Entries with figure data>
_ _ _ _ _ _ _

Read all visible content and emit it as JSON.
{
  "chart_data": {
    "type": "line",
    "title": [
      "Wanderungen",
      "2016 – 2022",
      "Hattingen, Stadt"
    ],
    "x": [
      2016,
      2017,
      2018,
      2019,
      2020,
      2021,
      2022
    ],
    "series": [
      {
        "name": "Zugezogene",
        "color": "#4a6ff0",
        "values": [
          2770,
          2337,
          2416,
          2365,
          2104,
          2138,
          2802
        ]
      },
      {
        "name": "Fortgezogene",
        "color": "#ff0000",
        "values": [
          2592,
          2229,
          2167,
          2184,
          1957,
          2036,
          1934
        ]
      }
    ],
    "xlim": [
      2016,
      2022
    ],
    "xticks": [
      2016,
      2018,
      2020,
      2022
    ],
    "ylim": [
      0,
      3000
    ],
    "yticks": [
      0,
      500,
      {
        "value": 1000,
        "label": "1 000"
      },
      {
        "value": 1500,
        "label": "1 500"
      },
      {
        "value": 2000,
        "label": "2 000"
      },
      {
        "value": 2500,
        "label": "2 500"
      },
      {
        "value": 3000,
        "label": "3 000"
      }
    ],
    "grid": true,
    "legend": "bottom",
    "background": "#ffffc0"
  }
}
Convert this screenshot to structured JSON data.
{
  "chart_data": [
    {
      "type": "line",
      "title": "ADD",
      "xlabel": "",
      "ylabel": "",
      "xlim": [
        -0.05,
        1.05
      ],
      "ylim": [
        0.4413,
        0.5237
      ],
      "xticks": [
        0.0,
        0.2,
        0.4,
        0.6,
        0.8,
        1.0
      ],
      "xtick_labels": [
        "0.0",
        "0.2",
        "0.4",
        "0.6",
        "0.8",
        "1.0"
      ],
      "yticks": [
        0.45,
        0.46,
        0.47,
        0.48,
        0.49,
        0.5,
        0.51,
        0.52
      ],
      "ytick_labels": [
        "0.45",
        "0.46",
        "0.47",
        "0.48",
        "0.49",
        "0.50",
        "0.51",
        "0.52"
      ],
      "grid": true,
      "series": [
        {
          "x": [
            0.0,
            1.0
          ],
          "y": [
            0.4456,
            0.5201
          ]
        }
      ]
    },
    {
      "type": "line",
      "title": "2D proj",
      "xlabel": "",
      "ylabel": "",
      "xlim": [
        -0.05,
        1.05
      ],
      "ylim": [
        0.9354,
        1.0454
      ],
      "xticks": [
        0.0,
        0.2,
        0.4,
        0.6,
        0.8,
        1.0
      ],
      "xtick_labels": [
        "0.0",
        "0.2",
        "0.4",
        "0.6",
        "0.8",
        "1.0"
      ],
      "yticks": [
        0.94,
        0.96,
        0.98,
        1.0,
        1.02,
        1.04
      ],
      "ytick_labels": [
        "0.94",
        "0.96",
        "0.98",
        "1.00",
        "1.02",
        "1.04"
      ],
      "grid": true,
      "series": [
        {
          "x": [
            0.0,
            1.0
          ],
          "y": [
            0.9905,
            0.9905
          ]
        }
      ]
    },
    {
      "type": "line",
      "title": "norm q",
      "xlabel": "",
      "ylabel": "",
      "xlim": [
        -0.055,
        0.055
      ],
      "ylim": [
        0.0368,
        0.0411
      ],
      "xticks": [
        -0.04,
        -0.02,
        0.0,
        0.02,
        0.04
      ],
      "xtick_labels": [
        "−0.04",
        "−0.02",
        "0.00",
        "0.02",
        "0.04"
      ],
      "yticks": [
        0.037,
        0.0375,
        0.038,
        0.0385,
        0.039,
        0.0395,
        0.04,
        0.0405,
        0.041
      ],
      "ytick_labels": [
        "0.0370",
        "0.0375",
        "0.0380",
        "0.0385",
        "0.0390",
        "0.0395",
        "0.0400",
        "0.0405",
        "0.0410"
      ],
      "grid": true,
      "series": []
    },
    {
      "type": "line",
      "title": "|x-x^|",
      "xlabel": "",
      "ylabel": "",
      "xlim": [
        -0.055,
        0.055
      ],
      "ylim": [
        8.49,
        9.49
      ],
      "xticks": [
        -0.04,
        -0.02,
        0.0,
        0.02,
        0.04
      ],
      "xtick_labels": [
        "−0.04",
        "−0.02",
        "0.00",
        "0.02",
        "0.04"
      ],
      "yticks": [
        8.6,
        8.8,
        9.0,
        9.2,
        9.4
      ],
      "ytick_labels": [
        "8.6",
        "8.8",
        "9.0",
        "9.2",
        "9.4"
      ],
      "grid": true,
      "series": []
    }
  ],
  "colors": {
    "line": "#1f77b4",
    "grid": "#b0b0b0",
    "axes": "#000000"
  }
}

_ _ _ _ _ _ _

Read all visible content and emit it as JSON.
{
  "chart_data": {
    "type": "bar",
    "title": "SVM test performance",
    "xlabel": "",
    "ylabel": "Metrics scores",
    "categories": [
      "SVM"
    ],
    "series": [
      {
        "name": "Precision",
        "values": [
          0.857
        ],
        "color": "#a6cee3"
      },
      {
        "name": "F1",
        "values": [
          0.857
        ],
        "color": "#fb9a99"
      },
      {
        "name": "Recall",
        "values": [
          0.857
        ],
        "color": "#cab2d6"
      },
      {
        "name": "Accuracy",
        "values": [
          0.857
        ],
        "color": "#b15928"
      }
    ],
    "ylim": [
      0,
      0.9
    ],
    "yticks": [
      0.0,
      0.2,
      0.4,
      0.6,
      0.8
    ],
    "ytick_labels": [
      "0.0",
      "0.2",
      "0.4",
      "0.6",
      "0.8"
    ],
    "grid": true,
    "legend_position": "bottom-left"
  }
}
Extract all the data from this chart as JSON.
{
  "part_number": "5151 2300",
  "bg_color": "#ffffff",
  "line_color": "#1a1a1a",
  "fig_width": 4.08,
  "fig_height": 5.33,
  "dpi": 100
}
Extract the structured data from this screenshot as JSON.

_ _ _ _ _ _ _

WHAT IS EXPECTED>
Find each line holding "screenshot". Copy it out.

PROBLEM SOLUTION>
Convert this screenshot to structured JSON data.
Extract the structured data from this screenshot as JSON.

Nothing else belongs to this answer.